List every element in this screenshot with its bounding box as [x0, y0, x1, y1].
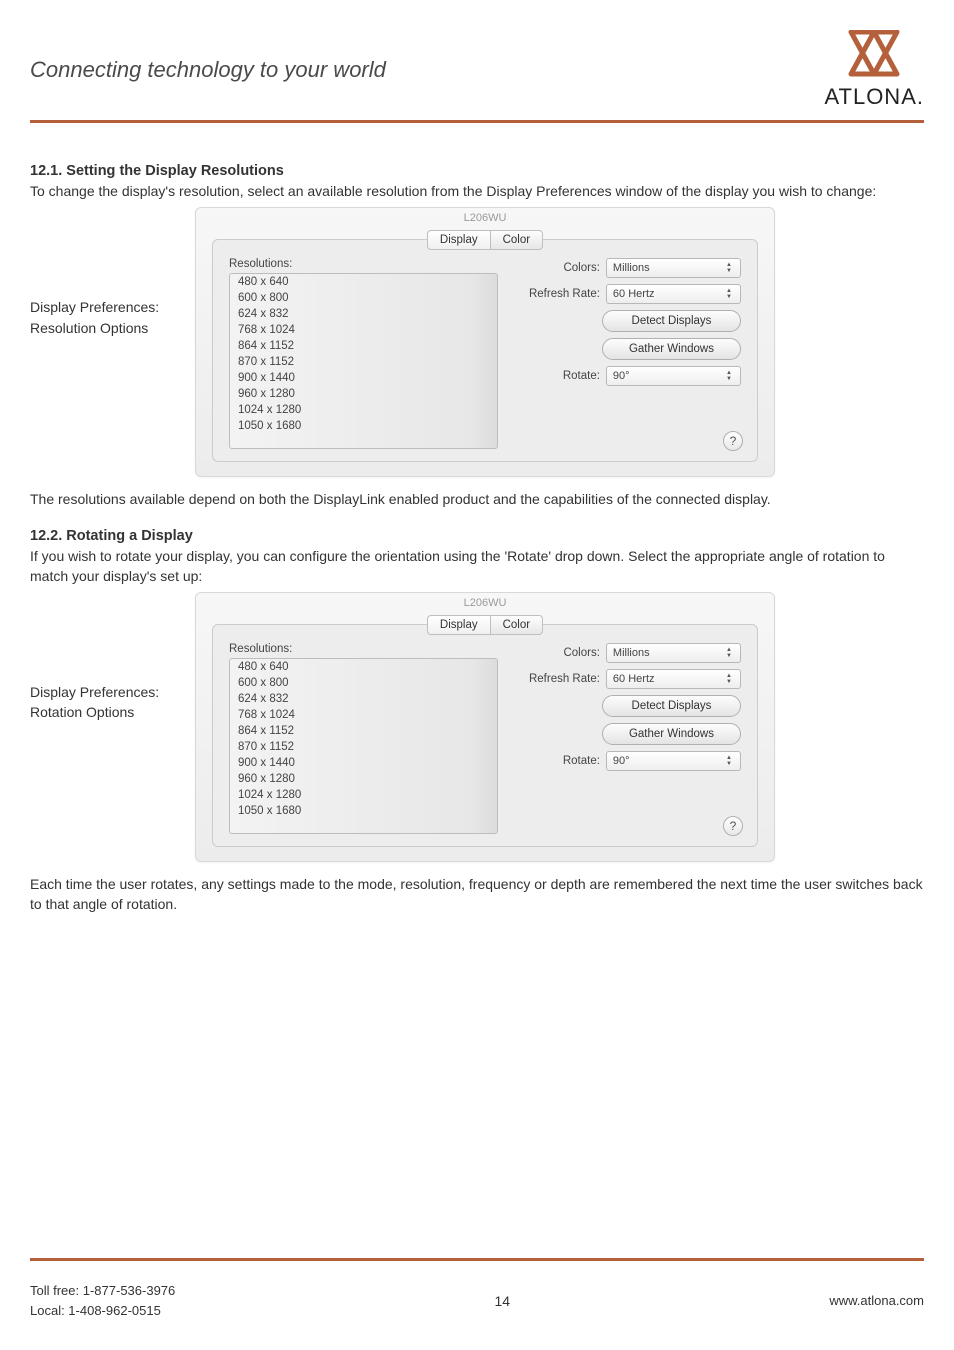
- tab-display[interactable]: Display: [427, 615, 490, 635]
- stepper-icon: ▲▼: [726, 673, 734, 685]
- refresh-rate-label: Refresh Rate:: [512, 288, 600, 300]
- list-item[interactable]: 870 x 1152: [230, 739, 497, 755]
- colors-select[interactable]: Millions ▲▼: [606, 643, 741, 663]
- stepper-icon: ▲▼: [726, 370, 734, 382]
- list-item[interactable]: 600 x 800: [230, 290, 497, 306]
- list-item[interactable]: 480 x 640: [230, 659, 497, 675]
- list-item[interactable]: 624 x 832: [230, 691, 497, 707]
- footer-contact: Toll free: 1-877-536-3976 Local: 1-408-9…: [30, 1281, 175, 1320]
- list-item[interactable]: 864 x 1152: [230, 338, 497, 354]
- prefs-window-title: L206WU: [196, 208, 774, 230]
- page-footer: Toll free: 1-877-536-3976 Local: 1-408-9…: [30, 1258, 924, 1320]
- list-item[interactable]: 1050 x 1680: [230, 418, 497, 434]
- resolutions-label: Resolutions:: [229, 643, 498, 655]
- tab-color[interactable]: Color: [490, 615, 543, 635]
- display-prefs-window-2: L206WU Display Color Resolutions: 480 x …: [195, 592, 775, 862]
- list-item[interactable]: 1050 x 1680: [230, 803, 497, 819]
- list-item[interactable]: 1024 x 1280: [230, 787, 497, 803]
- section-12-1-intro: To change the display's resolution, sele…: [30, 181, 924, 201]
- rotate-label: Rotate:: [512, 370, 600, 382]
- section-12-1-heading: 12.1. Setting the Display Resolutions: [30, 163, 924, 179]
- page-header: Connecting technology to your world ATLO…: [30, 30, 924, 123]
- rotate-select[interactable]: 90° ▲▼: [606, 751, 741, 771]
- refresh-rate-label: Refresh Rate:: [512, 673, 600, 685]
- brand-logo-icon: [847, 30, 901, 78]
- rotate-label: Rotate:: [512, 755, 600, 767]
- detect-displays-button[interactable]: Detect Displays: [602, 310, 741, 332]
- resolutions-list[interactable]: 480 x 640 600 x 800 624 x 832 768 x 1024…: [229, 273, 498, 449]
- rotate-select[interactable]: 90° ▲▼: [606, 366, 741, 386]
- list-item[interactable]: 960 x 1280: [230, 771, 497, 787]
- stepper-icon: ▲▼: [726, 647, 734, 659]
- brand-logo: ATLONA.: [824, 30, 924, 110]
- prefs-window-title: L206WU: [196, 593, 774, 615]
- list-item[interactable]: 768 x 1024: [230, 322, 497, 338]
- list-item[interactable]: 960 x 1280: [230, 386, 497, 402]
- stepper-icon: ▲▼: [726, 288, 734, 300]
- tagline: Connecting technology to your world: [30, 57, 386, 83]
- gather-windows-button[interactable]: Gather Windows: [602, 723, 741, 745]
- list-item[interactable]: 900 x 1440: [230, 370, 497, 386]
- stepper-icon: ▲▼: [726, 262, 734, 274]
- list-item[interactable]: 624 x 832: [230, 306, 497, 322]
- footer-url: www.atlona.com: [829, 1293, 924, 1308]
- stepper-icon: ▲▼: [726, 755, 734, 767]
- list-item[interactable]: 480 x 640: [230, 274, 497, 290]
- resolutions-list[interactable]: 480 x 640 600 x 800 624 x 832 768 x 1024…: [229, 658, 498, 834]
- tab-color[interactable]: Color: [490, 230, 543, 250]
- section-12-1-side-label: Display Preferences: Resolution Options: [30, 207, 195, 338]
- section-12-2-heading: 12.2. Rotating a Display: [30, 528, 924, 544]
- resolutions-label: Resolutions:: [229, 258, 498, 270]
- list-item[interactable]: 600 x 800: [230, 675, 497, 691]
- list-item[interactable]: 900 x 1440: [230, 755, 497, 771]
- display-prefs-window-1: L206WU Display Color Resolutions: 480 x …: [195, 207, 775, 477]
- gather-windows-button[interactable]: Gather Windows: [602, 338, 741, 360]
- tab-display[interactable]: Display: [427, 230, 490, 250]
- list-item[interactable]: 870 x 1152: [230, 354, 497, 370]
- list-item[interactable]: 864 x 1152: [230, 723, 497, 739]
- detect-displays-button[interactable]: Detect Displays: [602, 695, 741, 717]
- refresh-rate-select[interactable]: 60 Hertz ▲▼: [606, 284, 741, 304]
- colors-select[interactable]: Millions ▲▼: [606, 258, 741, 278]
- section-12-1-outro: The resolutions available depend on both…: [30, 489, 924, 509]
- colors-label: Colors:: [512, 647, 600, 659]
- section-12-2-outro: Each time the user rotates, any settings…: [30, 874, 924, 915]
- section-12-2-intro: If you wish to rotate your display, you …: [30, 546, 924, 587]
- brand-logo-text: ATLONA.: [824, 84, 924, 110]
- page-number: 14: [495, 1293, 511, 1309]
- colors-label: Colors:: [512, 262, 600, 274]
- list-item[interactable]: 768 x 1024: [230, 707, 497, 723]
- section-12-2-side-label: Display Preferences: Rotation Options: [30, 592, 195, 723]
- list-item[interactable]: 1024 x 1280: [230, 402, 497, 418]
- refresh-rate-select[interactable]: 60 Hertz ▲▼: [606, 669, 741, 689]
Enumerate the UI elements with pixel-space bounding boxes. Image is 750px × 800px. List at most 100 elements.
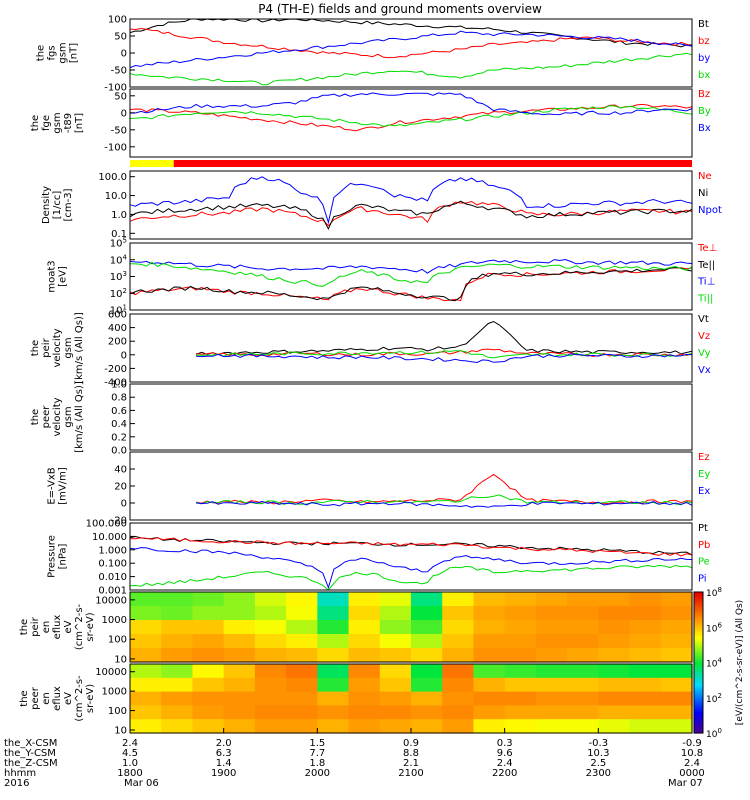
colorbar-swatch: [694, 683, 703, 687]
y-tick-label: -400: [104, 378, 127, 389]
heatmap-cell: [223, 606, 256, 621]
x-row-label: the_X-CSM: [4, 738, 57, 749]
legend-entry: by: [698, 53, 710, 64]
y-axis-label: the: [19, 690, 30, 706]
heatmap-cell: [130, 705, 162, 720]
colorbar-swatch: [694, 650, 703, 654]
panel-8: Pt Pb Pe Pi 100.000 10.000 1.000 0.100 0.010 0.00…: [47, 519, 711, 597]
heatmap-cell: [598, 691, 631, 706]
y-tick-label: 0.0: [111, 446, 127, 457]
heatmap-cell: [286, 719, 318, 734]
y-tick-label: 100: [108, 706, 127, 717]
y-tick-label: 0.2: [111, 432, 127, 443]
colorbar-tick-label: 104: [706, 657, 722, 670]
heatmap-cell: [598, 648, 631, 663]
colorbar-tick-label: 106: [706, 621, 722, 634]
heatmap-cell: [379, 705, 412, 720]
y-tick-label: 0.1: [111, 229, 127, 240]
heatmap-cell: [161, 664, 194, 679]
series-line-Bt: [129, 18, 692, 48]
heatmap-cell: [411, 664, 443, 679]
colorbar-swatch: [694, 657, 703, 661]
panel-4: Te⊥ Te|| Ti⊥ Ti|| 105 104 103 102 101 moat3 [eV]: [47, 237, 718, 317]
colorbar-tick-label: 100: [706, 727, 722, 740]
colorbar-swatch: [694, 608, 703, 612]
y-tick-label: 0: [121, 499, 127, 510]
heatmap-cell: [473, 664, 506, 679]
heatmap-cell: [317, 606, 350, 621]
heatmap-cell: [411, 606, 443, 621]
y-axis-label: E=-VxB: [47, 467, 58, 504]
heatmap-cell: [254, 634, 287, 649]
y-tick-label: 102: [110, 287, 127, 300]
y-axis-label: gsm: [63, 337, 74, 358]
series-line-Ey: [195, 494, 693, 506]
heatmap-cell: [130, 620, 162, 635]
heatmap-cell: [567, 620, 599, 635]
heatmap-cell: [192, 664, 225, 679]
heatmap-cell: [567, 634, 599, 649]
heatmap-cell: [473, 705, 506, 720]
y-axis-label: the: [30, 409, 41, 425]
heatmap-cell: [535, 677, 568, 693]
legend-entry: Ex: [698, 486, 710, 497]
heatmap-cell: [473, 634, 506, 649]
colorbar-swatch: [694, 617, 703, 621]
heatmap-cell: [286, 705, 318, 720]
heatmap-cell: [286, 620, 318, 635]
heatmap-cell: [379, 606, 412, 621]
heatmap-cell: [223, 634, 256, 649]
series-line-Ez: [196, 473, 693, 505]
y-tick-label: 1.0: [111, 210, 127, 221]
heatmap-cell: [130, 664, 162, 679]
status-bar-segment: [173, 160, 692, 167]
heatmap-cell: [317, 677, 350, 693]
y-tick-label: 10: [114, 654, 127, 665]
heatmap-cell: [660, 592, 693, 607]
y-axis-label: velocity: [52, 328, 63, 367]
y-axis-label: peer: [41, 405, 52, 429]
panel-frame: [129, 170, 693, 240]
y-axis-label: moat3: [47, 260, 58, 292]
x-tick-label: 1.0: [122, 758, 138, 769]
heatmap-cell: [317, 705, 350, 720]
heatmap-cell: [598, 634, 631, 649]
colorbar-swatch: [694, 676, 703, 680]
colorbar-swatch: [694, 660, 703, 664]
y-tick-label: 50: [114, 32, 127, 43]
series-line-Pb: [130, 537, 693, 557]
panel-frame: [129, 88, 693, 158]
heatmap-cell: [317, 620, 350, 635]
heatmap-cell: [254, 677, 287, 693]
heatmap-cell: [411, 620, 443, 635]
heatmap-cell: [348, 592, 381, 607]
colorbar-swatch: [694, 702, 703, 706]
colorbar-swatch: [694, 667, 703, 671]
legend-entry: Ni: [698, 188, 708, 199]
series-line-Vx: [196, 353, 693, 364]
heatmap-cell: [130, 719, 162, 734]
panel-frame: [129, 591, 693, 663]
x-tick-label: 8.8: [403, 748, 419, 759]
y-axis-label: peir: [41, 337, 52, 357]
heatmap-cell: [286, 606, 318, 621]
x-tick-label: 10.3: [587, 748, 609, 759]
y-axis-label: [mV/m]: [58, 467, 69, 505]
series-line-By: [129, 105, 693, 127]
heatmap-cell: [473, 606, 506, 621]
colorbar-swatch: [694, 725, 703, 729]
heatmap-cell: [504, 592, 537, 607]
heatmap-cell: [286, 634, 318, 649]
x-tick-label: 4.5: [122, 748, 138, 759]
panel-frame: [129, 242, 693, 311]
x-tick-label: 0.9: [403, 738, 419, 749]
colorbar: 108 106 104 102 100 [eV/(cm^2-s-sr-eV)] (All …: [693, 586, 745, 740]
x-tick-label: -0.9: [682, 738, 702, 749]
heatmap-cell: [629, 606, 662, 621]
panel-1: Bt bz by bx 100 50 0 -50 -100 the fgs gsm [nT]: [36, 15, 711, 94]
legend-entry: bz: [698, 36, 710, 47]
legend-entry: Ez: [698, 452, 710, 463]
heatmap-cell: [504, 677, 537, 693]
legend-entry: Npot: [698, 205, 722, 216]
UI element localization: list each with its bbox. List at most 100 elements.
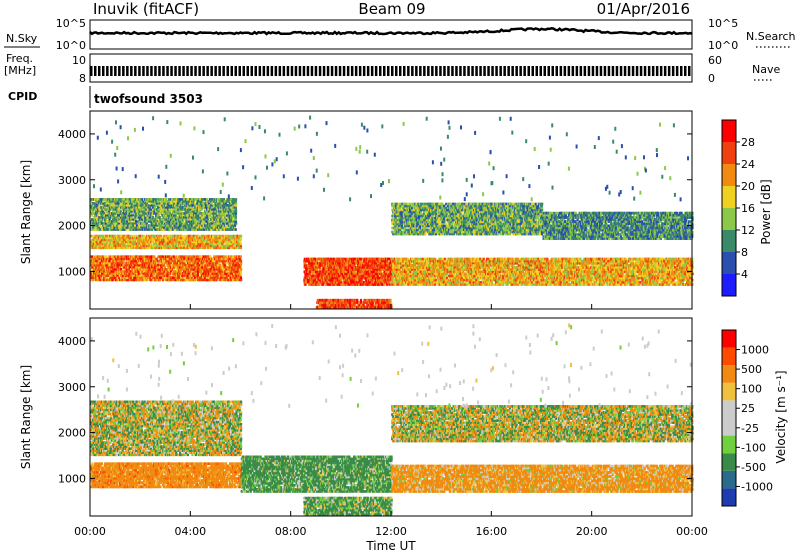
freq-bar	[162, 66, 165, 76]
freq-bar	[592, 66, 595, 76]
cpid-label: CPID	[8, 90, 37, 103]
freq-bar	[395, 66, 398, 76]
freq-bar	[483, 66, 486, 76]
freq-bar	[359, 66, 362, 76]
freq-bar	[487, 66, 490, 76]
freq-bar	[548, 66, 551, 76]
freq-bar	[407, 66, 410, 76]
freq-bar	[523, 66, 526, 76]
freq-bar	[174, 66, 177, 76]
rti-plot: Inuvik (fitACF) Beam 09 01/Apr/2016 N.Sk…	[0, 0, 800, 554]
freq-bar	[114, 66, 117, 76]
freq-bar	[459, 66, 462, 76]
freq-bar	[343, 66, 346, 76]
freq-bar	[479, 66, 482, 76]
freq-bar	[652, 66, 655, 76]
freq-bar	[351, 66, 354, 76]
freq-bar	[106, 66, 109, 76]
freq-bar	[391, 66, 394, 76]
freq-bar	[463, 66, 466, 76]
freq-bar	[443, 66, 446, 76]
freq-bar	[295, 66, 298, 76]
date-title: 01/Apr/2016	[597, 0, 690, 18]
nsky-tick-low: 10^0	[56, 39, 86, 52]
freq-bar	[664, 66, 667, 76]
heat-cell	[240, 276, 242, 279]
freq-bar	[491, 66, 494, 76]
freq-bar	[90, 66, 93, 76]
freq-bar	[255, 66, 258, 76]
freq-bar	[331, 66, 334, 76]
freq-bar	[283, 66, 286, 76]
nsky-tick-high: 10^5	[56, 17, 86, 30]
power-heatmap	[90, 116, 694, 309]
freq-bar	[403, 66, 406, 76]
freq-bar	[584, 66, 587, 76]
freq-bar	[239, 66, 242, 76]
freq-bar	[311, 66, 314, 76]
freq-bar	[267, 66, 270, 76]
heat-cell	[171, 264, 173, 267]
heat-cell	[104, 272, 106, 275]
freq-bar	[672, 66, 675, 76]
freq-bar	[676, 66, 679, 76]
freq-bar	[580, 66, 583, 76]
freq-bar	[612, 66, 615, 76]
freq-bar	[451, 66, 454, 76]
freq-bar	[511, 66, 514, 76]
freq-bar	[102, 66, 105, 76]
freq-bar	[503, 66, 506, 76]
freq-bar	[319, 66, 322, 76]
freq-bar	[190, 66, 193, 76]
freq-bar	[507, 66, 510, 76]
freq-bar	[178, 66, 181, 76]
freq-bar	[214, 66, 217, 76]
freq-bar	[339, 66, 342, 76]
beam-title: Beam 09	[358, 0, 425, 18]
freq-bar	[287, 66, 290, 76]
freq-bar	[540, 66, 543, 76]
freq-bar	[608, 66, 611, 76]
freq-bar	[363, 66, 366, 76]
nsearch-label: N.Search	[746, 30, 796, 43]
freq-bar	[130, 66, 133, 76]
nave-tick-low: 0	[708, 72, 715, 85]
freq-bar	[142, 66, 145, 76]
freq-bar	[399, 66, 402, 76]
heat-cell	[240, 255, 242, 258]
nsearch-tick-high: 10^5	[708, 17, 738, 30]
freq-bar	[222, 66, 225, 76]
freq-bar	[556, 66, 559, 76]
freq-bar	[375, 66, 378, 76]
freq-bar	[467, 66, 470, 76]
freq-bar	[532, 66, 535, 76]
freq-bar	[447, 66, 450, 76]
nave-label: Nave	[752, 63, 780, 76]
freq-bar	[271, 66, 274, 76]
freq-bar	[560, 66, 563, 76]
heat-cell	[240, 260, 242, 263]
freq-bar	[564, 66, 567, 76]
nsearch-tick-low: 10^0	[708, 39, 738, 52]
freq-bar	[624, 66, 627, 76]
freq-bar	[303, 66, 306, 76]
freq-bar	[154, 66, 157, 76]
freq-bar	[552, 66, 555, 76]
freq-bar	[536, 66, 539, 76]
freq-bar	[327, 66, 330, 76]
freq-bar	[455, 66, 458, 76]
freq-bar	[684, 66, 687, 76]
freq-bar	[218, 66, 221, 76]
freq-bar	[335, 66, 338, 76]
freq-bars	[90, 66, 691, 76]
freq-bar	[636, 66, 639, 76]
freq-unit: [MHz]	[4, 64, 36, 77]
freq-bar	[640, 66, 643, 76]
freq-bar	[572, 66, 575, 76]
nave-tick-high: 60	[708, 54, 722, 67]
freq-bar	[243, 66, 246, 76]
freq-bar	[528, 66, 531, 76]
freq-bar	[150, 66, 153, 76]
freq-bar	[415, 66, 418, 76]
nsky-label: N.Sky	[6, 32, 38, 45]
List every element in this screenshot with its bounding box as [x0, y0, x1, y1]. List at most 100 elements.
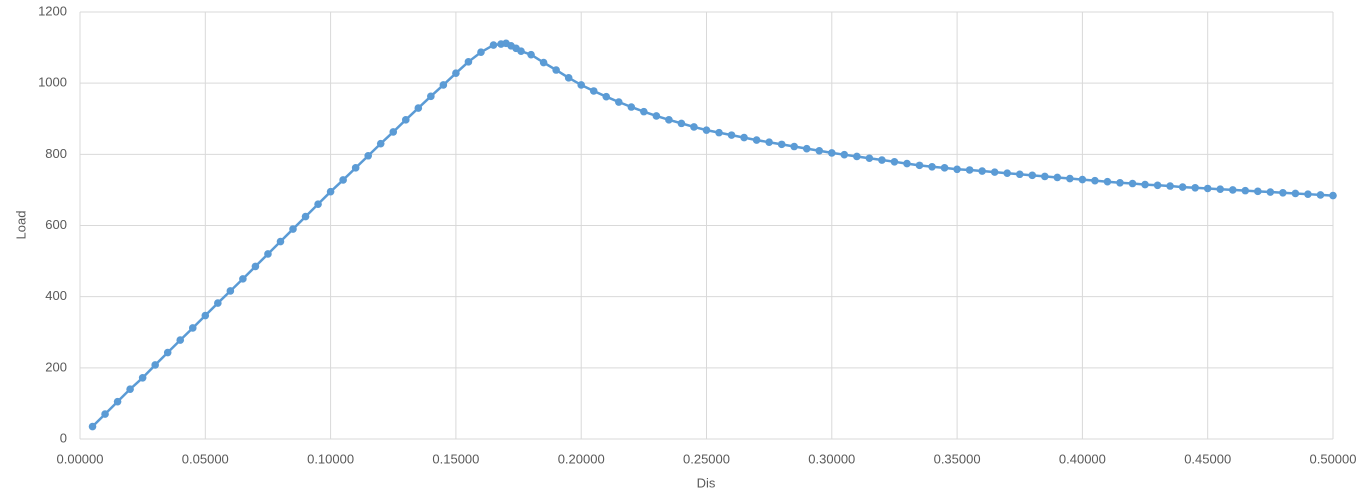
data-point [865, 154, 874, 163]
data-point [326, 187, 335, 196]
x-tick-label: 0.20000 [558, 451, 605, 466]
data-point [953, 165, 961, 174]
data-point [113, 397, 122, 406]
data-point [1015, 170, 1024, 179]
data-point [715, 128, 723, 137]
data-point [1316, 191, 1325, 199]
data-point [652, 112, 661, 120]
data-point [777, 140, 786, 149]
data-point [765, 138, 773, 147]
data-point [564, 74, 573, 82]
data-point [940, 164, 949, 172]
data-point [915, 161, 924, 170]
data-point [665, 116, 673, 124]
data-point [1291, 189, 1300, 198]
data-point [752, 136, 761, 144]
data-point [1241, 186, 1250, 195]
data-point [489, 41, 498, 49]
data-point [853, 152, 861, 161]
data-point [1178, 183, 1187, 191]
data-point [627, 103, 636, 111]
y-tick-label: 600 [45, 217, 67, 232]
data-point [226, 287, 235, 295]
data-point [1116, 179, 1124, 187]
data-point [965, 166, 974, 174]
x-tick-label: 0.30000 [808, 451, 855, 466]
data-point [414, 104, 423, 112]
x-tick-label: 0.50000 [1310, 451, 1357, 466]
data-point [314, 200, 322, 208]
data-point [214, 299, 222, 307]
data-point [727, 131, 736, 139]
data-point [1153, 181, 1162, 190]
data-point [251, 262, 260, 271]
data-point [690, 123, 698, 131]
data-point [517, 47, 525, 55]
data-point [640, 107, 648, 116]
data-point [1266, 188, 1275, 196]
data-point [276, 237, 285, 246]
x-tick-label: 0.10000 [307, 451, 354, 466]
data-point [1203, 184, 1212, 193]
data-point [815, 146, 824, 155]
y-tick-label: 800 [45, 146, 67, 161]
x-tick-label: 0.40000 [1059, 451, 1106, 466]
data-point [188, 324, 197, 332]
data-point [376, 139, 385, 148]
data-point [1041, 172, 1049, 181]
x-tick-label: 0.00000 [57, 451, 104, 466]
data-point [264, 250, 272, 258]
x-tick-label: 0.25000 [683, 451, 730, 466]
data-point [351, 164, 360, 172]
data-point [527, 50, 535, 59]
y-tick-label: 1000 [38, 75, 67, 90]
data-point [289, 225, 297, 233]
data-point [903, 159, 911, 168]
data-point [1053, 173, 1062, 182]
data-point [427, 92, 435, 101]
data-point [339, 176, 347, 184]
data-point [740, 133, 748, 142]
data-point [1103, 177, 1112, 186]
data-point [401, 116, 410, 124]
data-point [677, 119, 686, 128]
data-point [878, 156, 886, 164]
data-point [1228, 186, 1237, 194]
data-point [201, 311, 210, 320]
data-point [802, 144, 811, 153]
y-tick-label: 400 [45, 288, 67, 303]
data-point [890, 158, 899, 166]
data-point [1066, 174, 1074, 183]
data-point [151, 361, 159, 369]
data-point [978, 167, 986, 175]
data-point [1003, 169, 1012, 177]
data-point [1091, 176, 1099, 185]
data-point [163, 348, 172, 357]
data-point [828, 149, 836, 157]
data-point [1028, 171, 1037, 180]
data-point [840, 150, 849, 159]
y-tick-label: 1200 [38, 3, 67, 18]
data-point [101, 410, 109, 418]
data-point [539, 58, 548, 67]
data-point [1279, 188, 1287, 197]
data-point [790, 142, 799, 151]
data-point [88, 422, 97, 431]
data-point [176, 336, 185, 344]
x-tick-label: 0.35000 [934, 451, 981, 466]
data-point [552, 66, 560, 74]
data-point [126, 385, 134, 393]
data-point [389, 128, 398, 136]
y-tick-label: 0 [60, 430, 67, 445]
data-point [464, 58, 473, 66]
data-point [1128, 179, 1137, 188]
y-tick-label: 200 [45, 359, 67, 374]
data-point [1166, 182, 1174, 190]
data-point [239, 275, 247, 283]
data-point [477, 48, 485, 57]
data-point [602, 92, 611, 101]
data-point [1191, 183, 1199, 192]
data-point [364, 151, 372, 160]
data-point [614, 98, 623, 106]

Stated problem: Swap "freq-bar" for "frequency-bar" in the items from the line with "66, 165, 76]" to the line with "66, 117, 76]", and reproduce only those lines with everything else unchanged.

Reply to the task:
frequency-bar	[162, 66, 165, 76]
frequency-bar	[592, 66, 595, 76]
cpid-label: CPID	[8, 90, 37, 103]
frequency-bar	[395, 66, 398, 76]
frequency-bar	[483, 66, 486, 76]
frequency-bar	[359, 66, 362, 76]
frequency-bar	[487, 66, 490, 76]
frequency-bar	[548, 66, 551, 76]
frequency-bar	[407, 66, 410, 76]
frequency-bar	[523, 66, 526, 76]
frequency-bar	[174, 66, 177, 76]
rti-plot: Inuvik (fitACF) Beam 09 01/Apr/2016 N.Sk…	[0, 0, 800, 554]
frequency-bar	[114, 66, 117, 76]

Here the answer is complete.